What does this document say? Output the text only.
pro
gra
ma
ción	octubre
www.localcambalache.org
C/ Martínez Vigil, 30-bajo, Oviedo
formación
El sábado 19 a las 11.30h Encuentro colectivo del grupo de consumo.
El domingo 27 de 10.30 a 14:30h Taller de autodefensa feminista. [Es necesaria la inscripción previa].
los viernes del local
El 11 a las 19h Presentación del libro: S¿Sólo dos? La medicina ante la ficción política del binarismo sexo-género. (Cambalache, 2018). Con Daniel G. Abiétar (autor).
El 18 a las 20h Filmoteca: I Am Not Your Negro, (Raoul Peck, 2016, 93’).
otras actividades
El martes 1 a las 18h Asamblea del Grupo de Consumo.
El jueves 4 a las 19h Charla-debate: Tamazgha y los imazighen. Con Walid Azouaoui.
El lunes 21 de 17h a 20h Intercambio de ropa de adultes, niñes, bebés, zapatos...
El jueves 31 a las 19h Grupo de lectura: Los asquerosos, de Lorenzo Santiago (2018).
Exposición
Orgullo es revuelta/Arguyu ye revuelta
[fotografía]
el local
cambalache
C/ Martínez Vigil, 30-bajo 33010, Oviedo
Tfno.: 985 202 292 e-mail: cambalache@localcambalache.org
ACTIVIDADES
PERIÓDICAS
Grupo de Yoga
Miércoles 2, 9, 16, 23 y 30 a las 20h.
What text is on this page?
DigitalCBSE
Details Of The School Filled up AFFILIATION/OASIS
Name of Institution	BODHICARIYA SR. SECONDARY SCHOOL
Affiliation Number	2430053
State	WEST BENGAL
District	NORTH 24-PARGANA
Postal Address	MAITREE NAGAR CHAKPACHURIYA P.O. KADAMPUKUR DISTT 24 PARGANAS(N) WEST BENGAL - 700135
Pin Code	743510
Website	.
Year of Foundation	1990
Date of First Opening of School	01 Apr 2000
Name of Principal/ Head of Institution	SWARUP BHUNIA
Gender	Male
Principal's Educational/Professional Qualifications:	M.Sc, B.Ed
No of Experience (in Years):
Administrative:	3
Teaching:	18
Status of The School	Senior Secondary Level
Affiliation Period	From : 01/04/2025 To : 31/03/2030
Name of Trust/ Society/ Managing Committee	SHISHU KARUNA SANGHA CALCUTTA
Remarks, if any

To be done → Say how many lines of the data hold the string "Institution". Reply with the number alone.

Written reply → 2